Extracted records
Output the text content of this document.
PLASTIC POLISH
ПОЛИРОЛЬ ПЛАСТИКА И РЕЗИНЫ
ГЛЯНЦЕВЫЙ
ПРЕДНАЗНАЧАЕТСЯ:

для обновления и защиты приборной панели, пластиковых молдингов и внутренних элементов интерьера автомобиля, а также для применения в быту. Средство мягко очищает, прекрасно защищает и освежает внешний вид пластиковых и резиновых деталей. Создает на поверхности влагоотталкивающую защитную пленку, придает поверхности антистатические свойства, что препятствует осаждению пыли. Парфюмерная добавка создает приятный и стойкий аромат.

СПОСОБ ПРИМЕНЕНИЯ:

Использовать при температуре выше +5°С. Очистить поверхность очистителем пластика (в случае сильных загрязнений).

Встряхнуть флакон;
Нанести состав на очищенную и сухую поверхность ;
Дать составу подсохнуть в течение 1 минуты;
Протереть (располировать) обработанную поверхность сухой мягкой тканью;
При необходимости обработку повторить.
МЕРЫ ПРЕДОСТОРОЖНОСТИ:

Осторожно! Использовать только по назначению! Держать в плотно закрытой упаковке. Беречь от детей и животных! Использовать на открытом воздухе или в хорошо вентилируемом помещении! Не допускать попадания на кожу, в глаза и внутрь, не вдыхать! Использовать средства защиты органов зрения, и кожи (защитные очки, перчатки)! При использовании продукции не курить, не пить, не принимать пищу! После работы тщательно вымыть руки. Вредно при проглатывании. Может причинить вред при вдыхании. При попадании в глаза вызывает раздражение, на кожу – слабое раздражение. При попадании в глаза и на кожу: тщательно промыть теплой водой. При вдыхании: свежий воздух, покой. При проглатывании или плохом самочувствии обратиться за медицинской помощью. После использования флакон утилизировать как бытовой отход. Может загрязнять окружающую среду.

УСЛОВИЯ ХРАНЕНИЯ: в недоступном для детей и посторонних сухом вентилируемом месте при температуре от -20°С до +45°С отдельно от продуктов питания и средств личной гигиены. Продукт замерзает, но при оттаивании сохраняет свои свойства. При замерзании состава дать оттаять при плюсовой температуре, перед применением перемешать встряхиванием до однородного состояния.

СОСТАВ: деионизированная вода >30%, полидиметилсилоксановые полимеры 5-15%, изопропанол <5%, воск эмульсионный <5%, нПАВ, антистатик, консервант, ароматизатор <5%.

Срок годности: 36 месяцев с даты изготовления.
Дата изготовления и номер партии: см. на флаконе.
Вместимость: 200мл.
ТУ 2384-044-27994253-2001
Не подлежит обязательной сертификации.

#### Stated goal:
Retype the listing above in full, with no alterations.

#### Exercise response:
Output the text content of this document.
PLASTIC POLISH
ПОЛИРОЛЬ ПЛАСТИКА И РЕЗИНЫ
ГЛЯНЦЕВЫЙ
ПРЕДНАЗНАЧАЕТСЯ:

для обновления и защиты приборной панели, пластиковых молдингов и внутренних элементов интерьера автомобиля, а также для применения в быту. Средство мягко очищает, прекрасно защищает и освежает внешний вид пластиковых и резиновых деталей. Создает на поверхности влагоотталкивающую защитную пленку, придает поверхности антистатические свойства, что препятствует осаждению пыли. Парфюмерная добавка создает приятный и стойкий аромат.

СПОСОБ ПРИМЕНЕНИЯ:

Использовать при температуре выше +5°С. Очистить поверхность очистителем пластика (в случае сильных загрязнений).

Встряхнуть флакон;
Нанести состав на очищенную и сухую поверхность ;
Дать составу подсохнуть в течение 1 минуты;
Протереть (располировать) обработанную поверхность сухой мягкой тканью;
При необходимости обработку повторить.
МЕРЫ ПРЕДОСТОРОЖНОСТИ:

Осторожно! Использовать только по назначению! Держать в плотно закрытой упаковке. Беречь от детей и животных! Использовать на открытом воздухе или в хорошо вентилируемом помещении! Не допускать попадания на кожу, в глаза и внутрь, не вдыхать! Использовать средства защиты органов зрения, и кожи (защитные очки, перчатки)! При использовании продукции не курить, не пить, не принимать пищу! После работы тщательно вымыть руки. Вредно при проглатывании. Может причинить вред при вдыхании. При попадании в глаза вызывает раздражение, на кожу – слабое раздражение. При попадании в глаза и на кожу: тщательно промыть теплой водой. При вдыхании: свежий воздух, покой. При проглатывании или плохом самочувствии обратиться за медицинской помощью. После использования флакон утилизировать как бытовой отход. Может загрязнять окружающую среду.

УСЛОВИЯ ХРАНЕНИЯ: в недоступном для детей и посторонних сухом вентилируемом месте при температуре от -20°С до +45°С отдельно от продуктов питания и средств личной гигиены. Продукт замерзает, но при оттаивании сохраняет свои свойства. При замерзании состава дать оттаять при плюсовой температуре, перед применением перемешать встряхиванием до однородного состояния.

СОСТАВ: деионизированная вода >30%, полидиметилсилоксановые полимеры 5-15%, изопропанол <5%, воск эмульсионный <5%, нПАВ, антистатик, консервант, ароматизатор <5%.

Срок годности: 36 месяцев с даты изготовления.
Дата изготовления и номер партии: см. на флаконе.
Вместимость: 200мл.
ТУ 2384-044-27994253-2001
Не подлежит обязательной сертификации.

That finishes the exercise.